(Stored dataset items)
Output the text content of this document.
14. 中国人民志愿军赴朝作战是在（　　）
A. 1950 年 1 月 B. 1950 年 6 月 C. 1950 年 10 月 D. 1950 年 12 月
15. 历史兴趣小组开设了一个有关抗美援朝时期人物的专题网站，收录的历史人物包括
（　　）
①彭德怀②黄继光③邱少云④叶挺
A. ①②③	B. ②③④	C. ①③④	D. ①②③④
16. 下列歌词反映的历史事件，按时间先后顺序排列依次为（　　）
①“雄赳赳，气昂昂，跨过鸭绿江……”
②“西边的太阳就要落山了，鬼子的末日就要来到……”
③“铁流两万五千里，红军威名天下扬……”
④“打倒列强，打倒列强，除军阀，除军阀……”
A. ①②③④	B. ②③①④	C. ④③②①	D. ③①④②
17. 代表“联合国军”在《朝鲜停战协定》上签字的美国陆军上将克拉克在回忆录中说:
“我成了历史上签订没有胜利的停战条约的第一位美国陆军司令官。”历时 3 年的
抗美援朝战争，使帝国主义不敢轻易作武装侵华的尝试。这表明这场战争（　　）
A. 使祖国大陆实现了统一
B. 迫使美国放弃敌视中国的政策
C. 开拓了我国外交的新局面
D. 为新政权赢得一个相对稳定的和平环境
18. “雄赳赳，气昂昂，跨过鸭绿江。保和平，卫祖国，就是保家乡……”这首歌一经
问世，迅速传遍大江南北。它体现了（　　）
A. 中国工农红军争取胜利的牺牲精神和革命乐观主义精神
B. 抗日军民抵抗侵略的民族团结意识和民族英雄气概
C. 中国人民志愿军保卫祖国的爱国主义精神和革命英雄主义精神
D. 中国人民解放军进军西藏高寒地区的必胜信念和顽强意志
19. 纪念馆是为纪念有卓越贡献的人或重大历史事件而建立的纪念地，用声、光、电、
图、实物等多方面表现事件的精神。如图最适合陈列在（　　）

## GOAL OF THE EXERCISE
Transcribe the material above word for word.

## SOLUTION TO THE PROBLEM
Output the text content of this document.
14. 中国人民志愿军赴朝作战是在（　　）
A. 1950 年 1 月 B. 1950 年 6 月 C. 1950 年 10 月 D. 1950 年 12 月
15. 历史兴趣小组开设了一个有关抗美援朝时期人物的专题网站，收录的历史人物包括
（　　）
①彭德怀②黄继光③邱少云④叶挺
A. ①②③	B. ②③④	C. ①③④	D. ①②③④
16. 下列歌词反映的历史事件，按时间先后顺序排列依次为（　　）
①“雄赳赳，气昂昂，跨过鸭绿江……”
②“西边的太阳就要落山了，鬼子的末日就要来到……”
③“铁流两万五千里，红军威名天下扬……”
④“打倒列强，打倒列强，除军阀，除军阀……”
A. ①②③④	B. ②③①④	C. ④③②①	D. ③①④②
17. 代表“联合国军”在《朝鲜停战协定》上签字的美国陆军上将克拉克在回忆录中说:
“我成了历史上签订没有胜利的停战条约的第一位美国陆军司令官。”历时 3 年的
抗美援朝战争，使帝国主义不敢轻易作武装侵华的尝试。这表明这场战争（　　）
A. 使祖国大陆实现了统一
B. 迫使美国放弃敌视中国的政策
C. 开拓了我国外交的新局面
D. 为新政权赢得一个相对稳定的和平环境
18. “雄赳赳，气昂昂，跨过鸭绿江。保和平，卫祖国，就是保家乡……”这首歌一经
问世，迅速传遍大江南北。它体现了（　　）
A. 中国工农红军争取胜利的牺牲精神和革命乐观主义精神
B. 抗日军民抵抗侵略的民族团结意识和民族英雄气概
C. 中国人民志愿军保卫祖国的爱国主义精神和革命英雄主义精神
D. 中国人民解放军进军西藏高寒地区的必胜信念和顽强意志
19. 纪念馆是为纪念有卓越贡献的人或重大历史事件而建立的纪念地，用声、光、电、
图、实物等多方面表现事件的精神。如图最适合陈列在（　　）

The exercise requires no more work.